## Aim of the task
In the entries that follow, locate the line with "What's the underlying", then restate that line and all later lines exactly as they appear, leaving pictures out.

## Records provided
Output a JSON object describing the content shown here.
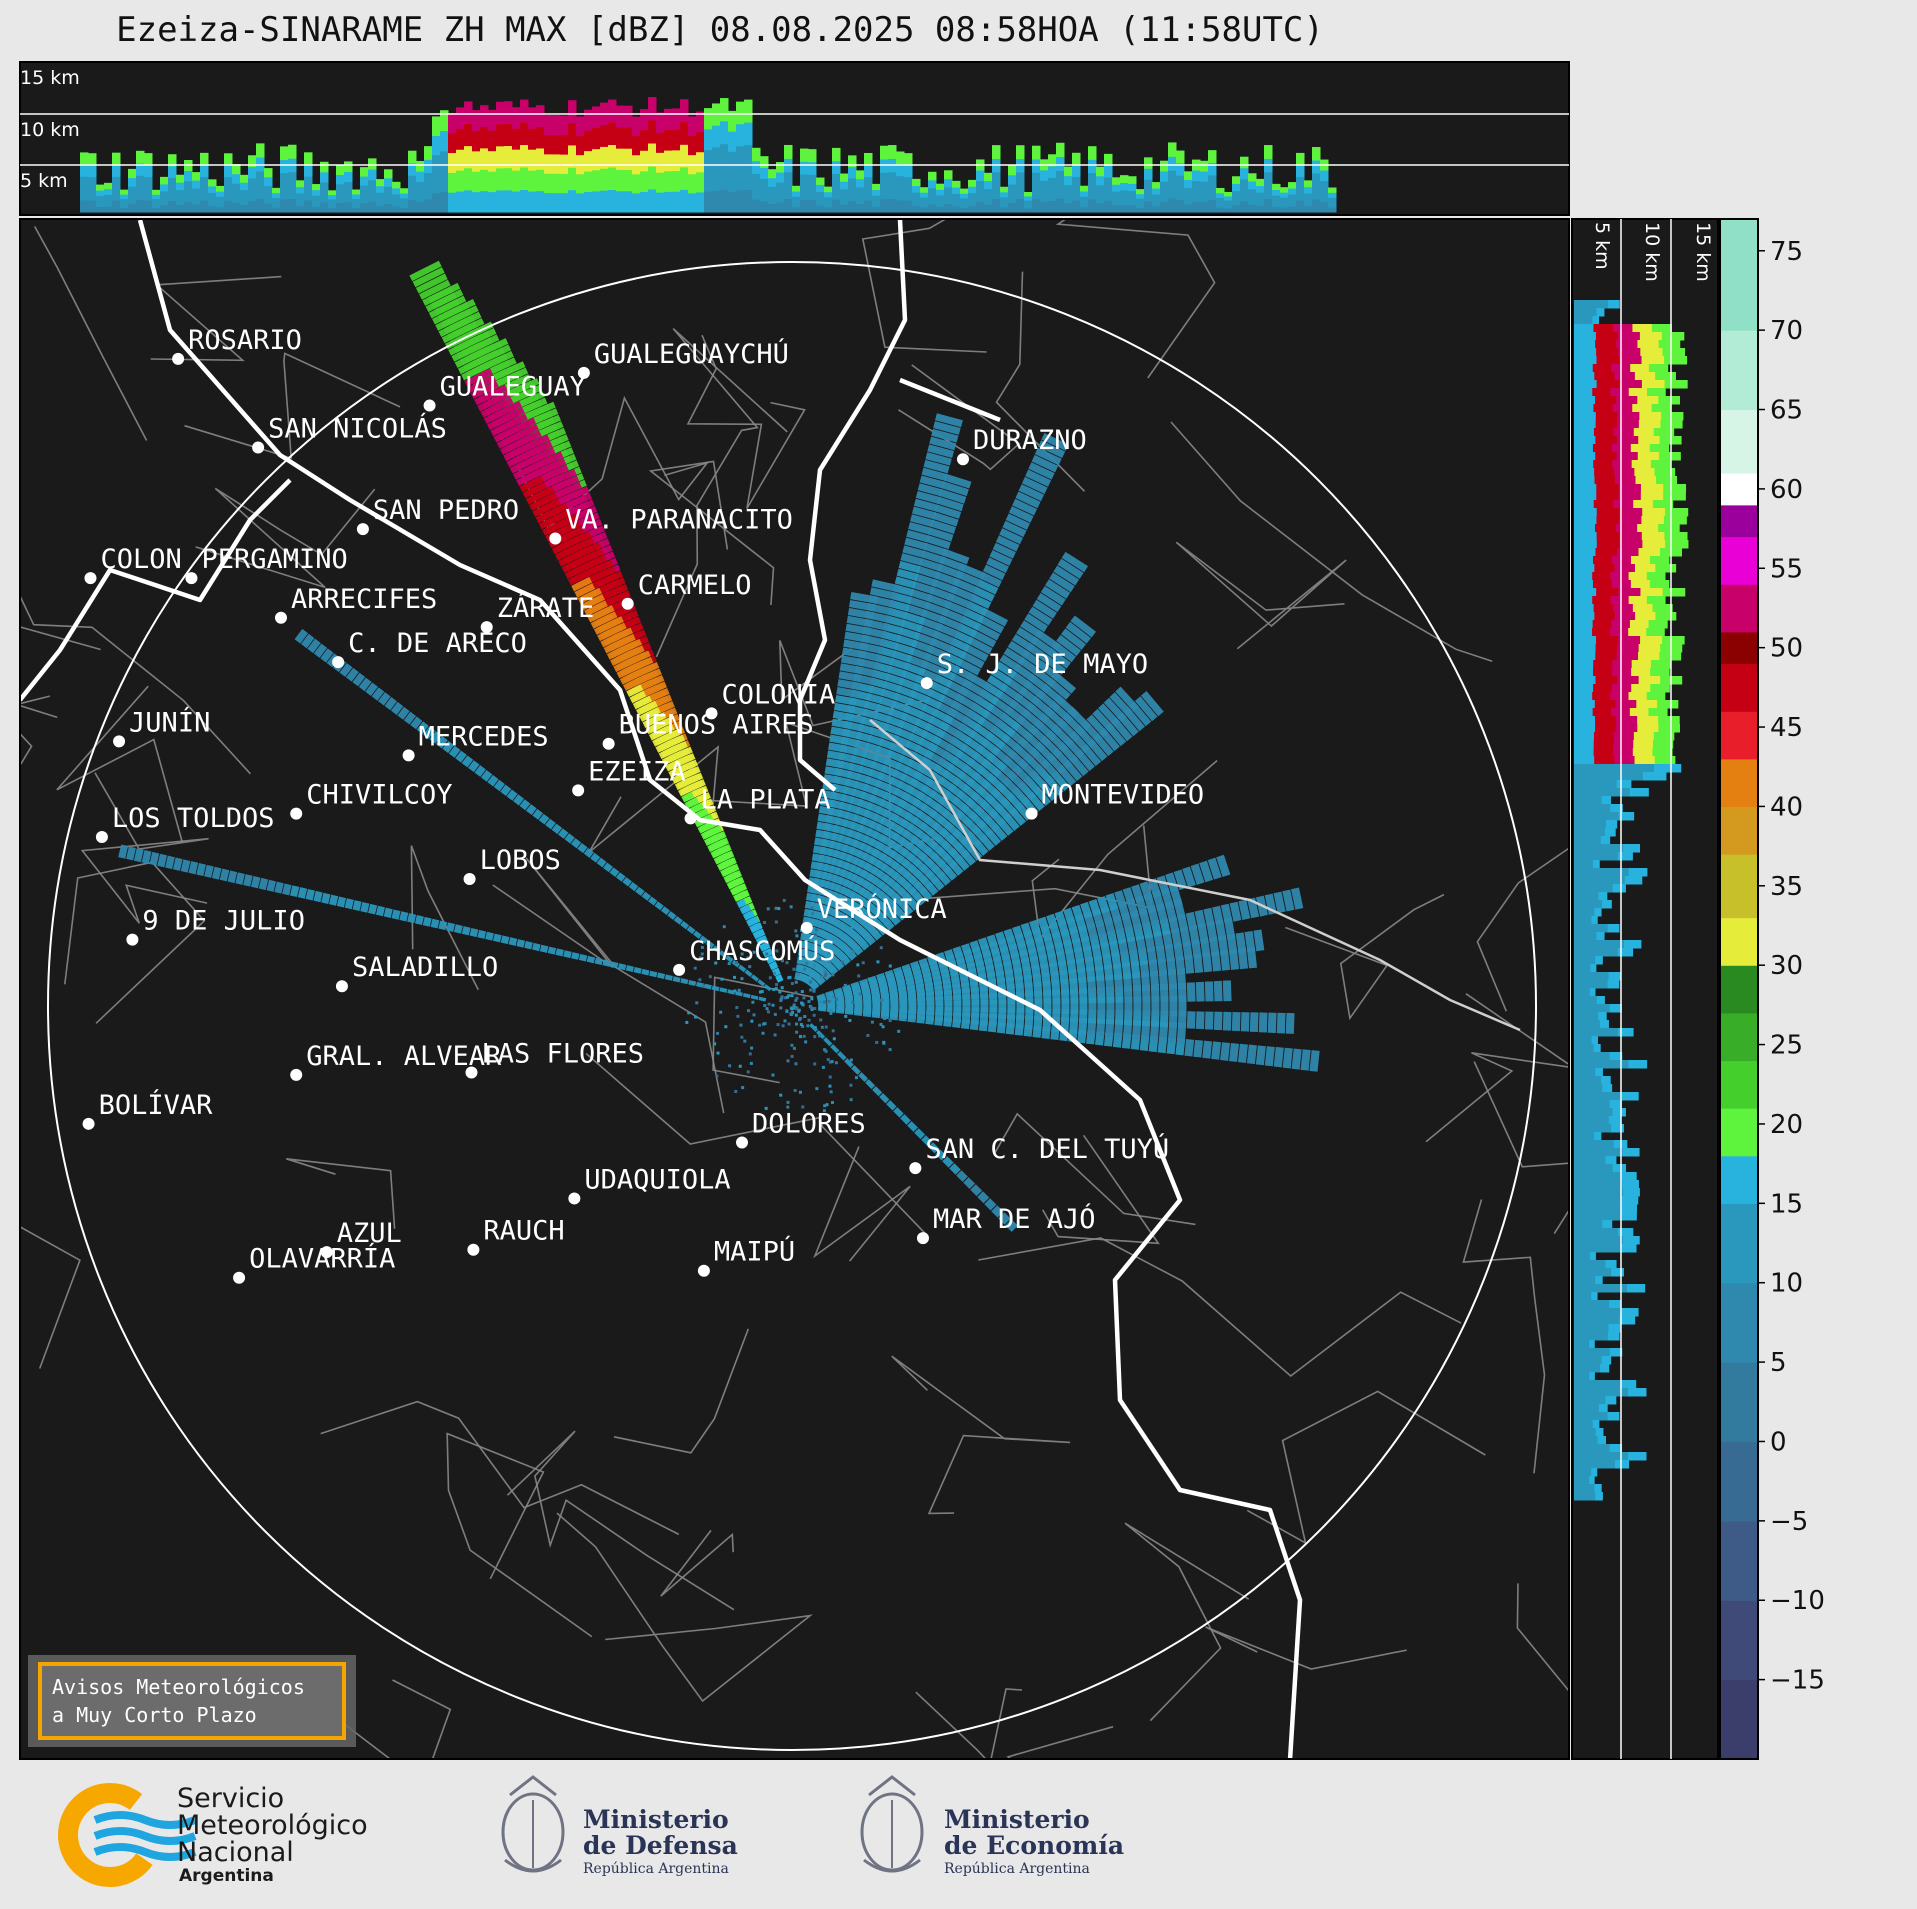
{
  "title": "Ezeiza-SINARAME ZH MAX [dBZ] 08.08.2025 08:58HOA (11:58UTC)",
  "top_panel": {
    "height_labels": [
      "15 km",
      "10 km",
      "5 km"
    ]
  },
  "side_panel": {
    "height_labels": [
      "5 km",
      "10 km",
      "15 km"
    ]
  },
  "radar_site": "EZEIZA",
  "cities": [
    {
      "name": "ROSARIO",
      "lon": -60.64,
      "lat": -32.95
    },
    {
      "name": "GUALEGUAYCHÚ",
      "lon": -58.51,
      "lat": -33.01
    },
    {
      "name": "GUALEGUAY",
      "lon": -59.32,
      "lat": -33.15
    },
    {
      "name": "SAN NICOLÁS",
      "lon": -60.22,
      "lat": -33.33
    },
    {
      "name": "DURAZNO",
      "lon": -56.52,
      "lat": -33.38
    },
    {
      "name": "SAN PEDRO",
      "lon": -59.67,
      "lat": -33.68
    },
    {
      "name": "VA. PARANACITO",
      "lon": -58.66,
      "lat": -33.72
    },
    {
      "name": "COLON",
      "lon": -61.1,
      "lat": -33.89
    },
    {
      "name": "PERGAMINO",
      "lon": -60.57,
      "lat": -33.89
    },
    {
      "name": "CARMELO",
      "lon": -58.28,
      "lat": -34.0
    },
    {
      "name": "ARRECIFES",
      "lon": -60.1,
      "lat": -34.06
    },
    {
      "name": "ZÁRATE",
      "lon": -59.02,
      "lat": -34.1
    },
    {
      "name": "C. DE ARECO",
      "lon": -59.8,
      "lat": -34.25
    },
    {
      "name": "S. J. DE MAYO",
      "lon": -56.71,
      "lat": -34.34
    },
    {
      "name": "COLONIA",
      "lon": -57.84,
      "lat": -34.47
    },
    {
      "name": "BUENOS AIRES",
      "lon": -58.38,
      "lat": -34.6
    },
    {
      "name": "JUNÍN",
      "lon": -60.95,
      "lat": -34.59
    },
    {
      "name": "MERCEDES",
      "lon": -59.43,
      "lat": -34.65
    },
    {
      "name": "EZEIZA",
      "lon": -58.54,
      "lat": -34.8
    },
    {
      "name": "MONTEVIDEO",
      "lon": -56.16,
      "lat": -34.9
    },
    {
      "name": "CHIVILCOY",
      "lon": -60.02,
      "lat": -34.9
    },
    {
      "name": "LA PLATA",
      "lon": -57.95,
      "lat": -34.92
    },
    {
      "name": "LOS TOLDOS",
      "lon": -61.04,
      "lat": -35.0
    },
    {
      "name": "LOBOS",
      "lon": -59.11,
      "lat": -35.18
    },
    {
      "name": "VERÓNICA",
      "lon": -57.34,
      "lat": -35.39
    },
    {
      "name": "9 DE JULIO",
      "lon": -60.88,
      "lat": -35.44
    },
    {
      "name": "CHASCOMÚS",
      "lon": -58.01,
      "lat": -35.57
    },
    {
      "name": "SALADILLO",
      "lon": -59.78,
      "lat": -35.64
    },
    {
      "name": "GRAL. ALVEAR",
      "lon": -60.02,
      "lat": -36.02
    },
    {
      "name": "LAS FLORES",
      "lon": -59.1,
      "lat": -36.01
    },
    {
      "name": "BOLÍVAR",
      "lon": -61.11,
      "lat": -36.23
    },
    {
      "name": "DOLORES",
      "lon": -57.68,
      "lat": -36.31
    },
    {
      "name": "SAN C. DEL TUYÚ",
      "lon": -56.77,
      "lat": -36.42
    },
    {
      "name": "UDAQUIOLA",
      "lon": -58.56,
      "lat": -36.55
    },
    {
      "name": "MAR DE AJÓ",
      "lon": -56.73,
      "lat": -36.72
    },
    {
      "name": "AZUL",
      "lon": -59.86,
      "lat": -36.78
    },
    {
      "name": "RAUCH",
      "lon": -59.09,
      "lat": -36.77
    },
    {
      "name": "OLAVARRÍA",
      "lon": -60.32,
      "lat": -36.89
    },
    {
      "name": "MAIPÚ",
      "lon": -57.88,
      "lat": -36.86
    }
  ],
  "colorbar": {
    "unit": "dBZ",
    "ticks": [
      75,
      70,
      65,
      60,
      55,
      50,
      45,
      40,
      35,
      30,
      25,
      20,
      15,
      10,
      5,
      0,
      -5,
      -10,
      -15
    ],
    "range": [
      -20,
      77
    ],
    "stops": [
      {
        "from": -20,
        "color": "#3b3d6b"
      },
      {
        "from": -15,
        "color": "#404a78"
      },
      {
        "from": -10,
        "color": "#3e5a86"
      },
      {
        "from": -5,
        "color": "#386b93"
      },
      {
        "from": 0,
        "color": "#337a9f"
      },
      {
        "from": 5,
        "color": "#2f88ad"
      },
      {
        "from": 10,
        "color": "#2a97bd"
      },
      {
        "from": 15,
        "color": "#28b3de"
      },
      {
        "from": 18,
        "color": "#5ef43e"
      },
      {
        "from": 21,
        "color": "#44cf2d"
      },
      {
        "from": 24,
        "color": "#37ad28"
      },
      {
        "from": 27,
        "color": "#2a8a22"
      },
      {
        "from": 30,
        "color": "#e6ec3a"
      },
      {
        "from": 33,
        "color": "#c8c02b"
      },
      {
        "from": 37,
        "color": "#d49a20"
      },
      {
        "from": 40,
        "color": "#e47f12"
      },
      {
        "from": 43,
        "color": "#e81f2a"
      },
      {
        "from": 46,
        "color": "#c60014"
      },
      {
        "from": 49,
        "color": "#8b0000"
      },
      {
        "from": 51,
        "color": "#c8006a"
      },
      {
        "from": 54,
        "color": "#e800d6"
      },
      {
        "from": 57,
        "color": "#9c009c"
      },
      {
        "from": 59,
        "color": "#ffffff"
      },
      {
        "from": 61,
        "color": "#d6f5e6"
      },
      {
        "from": 65,
        "color": "#b2ecd6"
      },
      {
        "from": 70,
        "color": "#8fe0c6"
      }
    ]
  },
  "notice": {
    "line1": "Avisos Meteorológicos",
    "line2": "a Muy Corto Plazo",
    "border_color": "#f5a500"
  },
  "footer": {
    "smn": {
      "line1": "Servicio",
      "line2": "Meteorológico",
      "line3": "Nacional",
      "line4": "Argentina"
    },
    "defensa": {
      "line1": "Ministerio",
      "line2": "de Defensa",
      "line3": "República Argentina"
    },
    "economia": {
      "line1": "Ministerio",
      "line2": "de Economía",
      "line3": "República Argentina"
    }
  }
}
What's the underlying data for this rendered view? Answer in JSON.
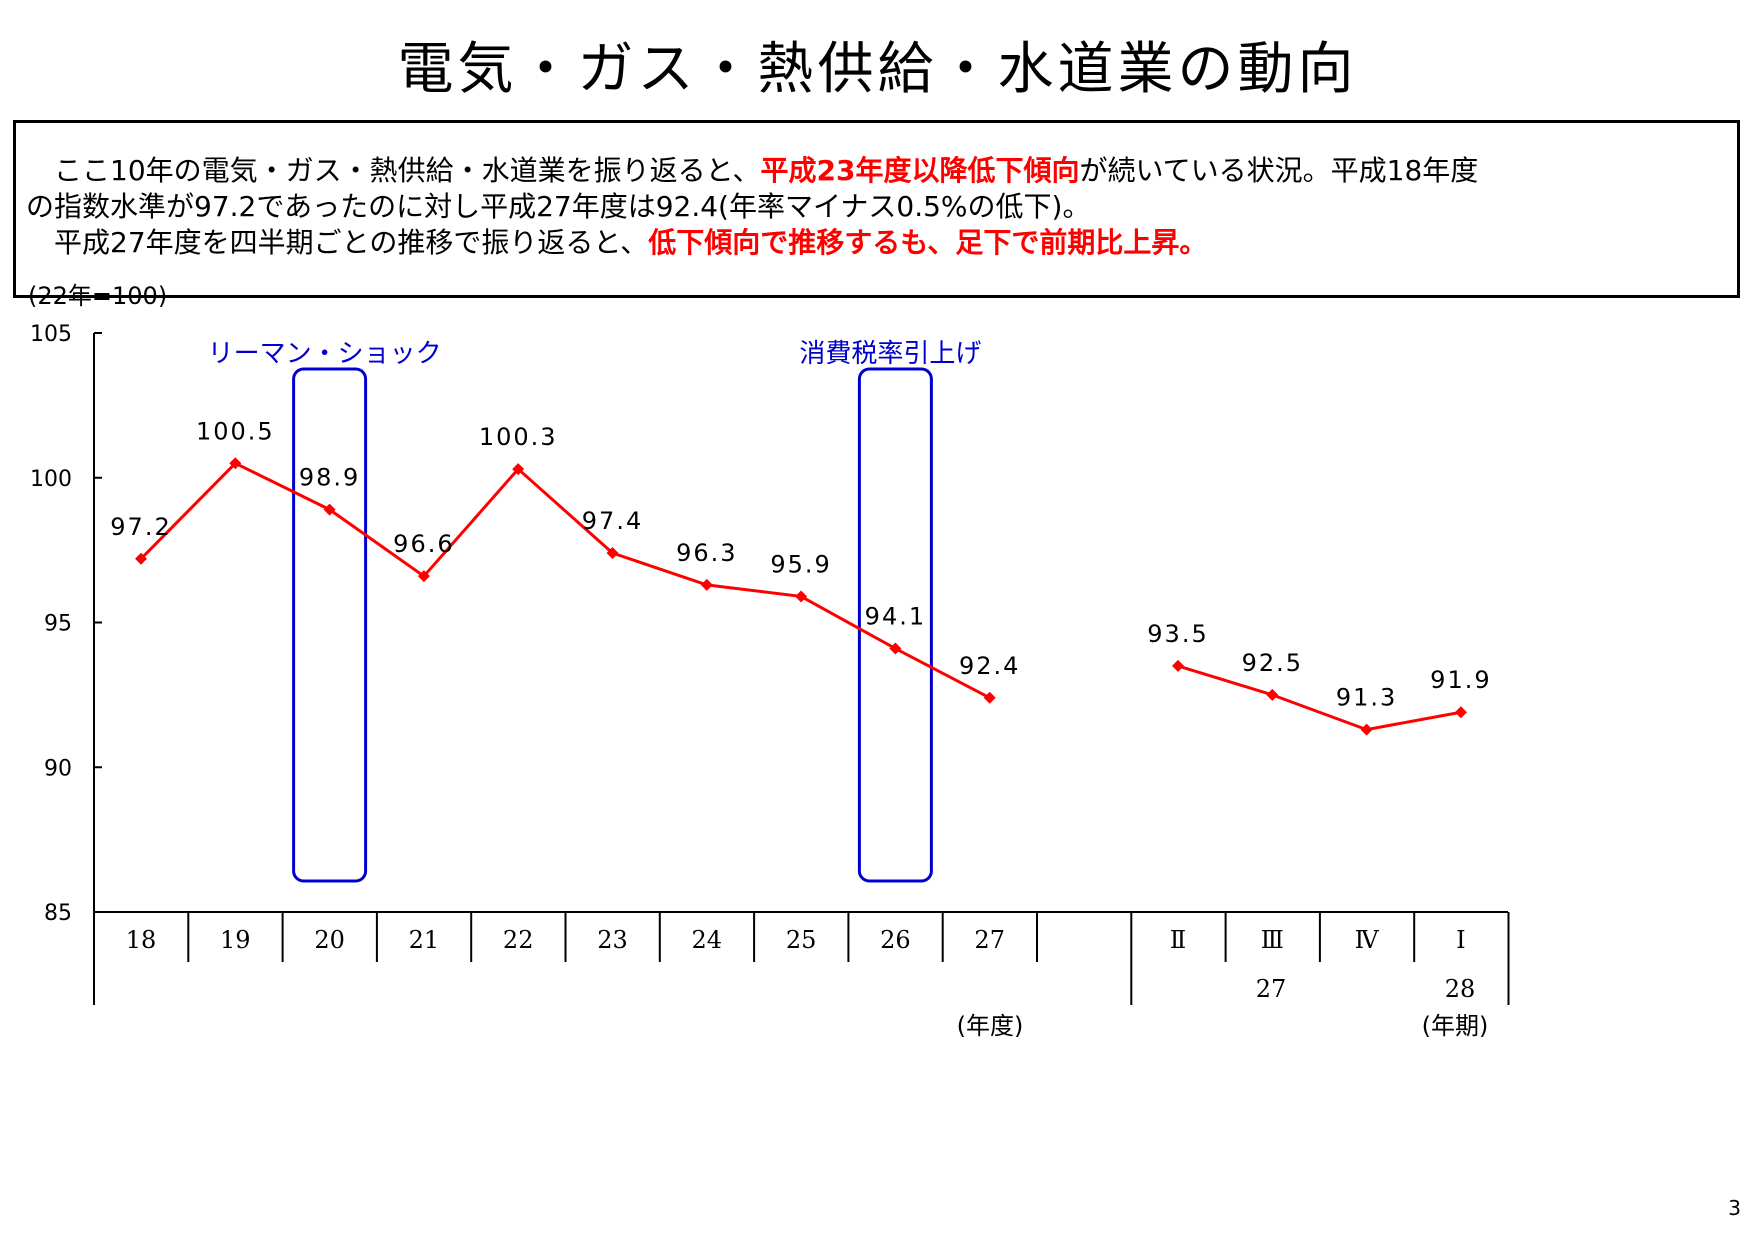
{
  "title": "電気・ガス・熱供給・水道業の動向",
  "summary": {
    "line1_a": "ここ10年の電気・ガス・熱供給・水道業を振り返ると、",
    "line1_hl": "平成23年度以降低下傾向",
    "line1_b": "が続いている状況。平成18年度",
    "line2": "の指数水準が97.2であったのに対し平成27年度は92.4(年率マイナス0.5%の低下)。",
    "line3_a": "平成27年度を四半期ごとの推移で振り返ると、",
    "line3_hl": "低下傾向で推移するも、足下で前期比上昇。"
  },
  "page_number": "3",
  "chart_data": {
    "type": "line",
    "unit_label": "(22年=100)",
    "ylim": [
      85,
      105
    ],
    "y_ticks": [
      85,
      90,
      95,
      100,
      105
    ],
    "grid": false,
    "colors": {
      "series": "#ff0000",
      "event_box": "#0000cc",
      "event_text": "#0000cc"
    },
    "series": [
      {
        "segment": "annual",
        "categories": [
          "18",
          "19",
          "20",
          "21",
          "22",
          "23",
          "24",
          "25",
          "26",
          "27"
        ],
        "values": [
          97.2,
          100.5,
          98.9,
          96.6,
          100.3,
          97.4,
          96.3,
          95.9,
          94.1,
          92.4
        ],
        "labels": [
          "97.2",
          "100.5",
          "98.9",
          "96.6",
          "100.3",
          "97.4",
          "96.3",
          "95.9",
          "94.1",
          "92.4"
        ],
        "axis_unit": "(年度)"
      },
      {
        "segment": "quarterly",
        "categories": [
          "Ⅱ",
          "Ⅲ",
          "Ⅳ",
          "Ⅰ"
        ],
        "years": [
          "27",
          "28"
        ],
        "values": [
          93.5,
          92.5,
          91.3,
          91.9
        ],
        "labels": [
          "93.5",
          "92.5",
          "91.3",
          "91.9"
        ],
        "axis_unit": "(年期)"
      }
    ],
    "annotations": [
      {
        "text": "リーマン・ショック",
        "category": "20"
      },
      {
        "text": "消費税率引上げ",
        "category": "26"
      }
    ]
  }
}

## Result
What's the underlying data for this rendered view? Answer in JSON.
{
  "title": "電気・ガス・熱供給・水道業の動向",
  "summary": {
    "line1_a": "ここ10年の電気・ガス・熱供給・水道業を振り返ると、",
    "line1_hl": "平成23年度以降低下傾向",
    "line1_b": "が続いている状況。平成18年度",
    "line2": "の指数水準が97.2であったのに対し平成27年度は92.4(年率マイナス0.5%の低下)。",
    "line3_a": "平成27年度を四半期ごとの推移で振り返ると、",
    "line3_hl": "低下傾向で推移するも、足下で前期比上昇。"
  },
  "page_number": "3",
  "chart_data": {
    "type": "line",
    "unit_label": "(22年=100)",
    "ylim": [
      85,
      105
    ],
    "y_ticks": [
      85,
      90,
      95,
      100,
      105
    ],
    "grid": false,
    "colors": {
      "series": "#ff0000",
      "event_box": "#0000cc",
      "event_text": "#0000cc"
    },
    "series": [
      {
        "segment": "annual",
        "categories": [
          "18",
          "19",
          "20",
          "21",
          "22",
          "23",
          "24",
          "25",
          "26",
          "27"
        ],
        "values": [
          97.2,
          100.5,
          98.9,
          96.6,
          100.3,
          97.4,
          96.3,
          95.9,
          94.1,
          92.4
        ],
        "labels": [
          "97.2",
          "100.5",
          "98.9",
          "96.6",
          "100.3",
          "97.4",
          "96.3",
          "95.9",
          "94.1",
          "92.4"
        ],
        "axis_unit": "(年度)"
      },
      {
        "segment": "quarterly",
        "categories": [
          "Ⅱ",
          "Ⅲ",
          "Ⅳ",
          "Ⅰ"
        ],
        "years": [
          "27",
          "28"
        ],
        "values": [
          93.5,
          92.5,
          91.3,
          91.9
        ],
        "labels": [
          "93.5",
          "92.5",
          "91.3",
          "91.9"
        ],
        "axis_unit": "(年期)"
      }
    ],
    "annotations": [
      {
        "text": "リーマン・ショック",
        "category": "20"
      },
      {
        "text": "消費税率引上げ",
        "category": "26"
      }
    ]
  }
}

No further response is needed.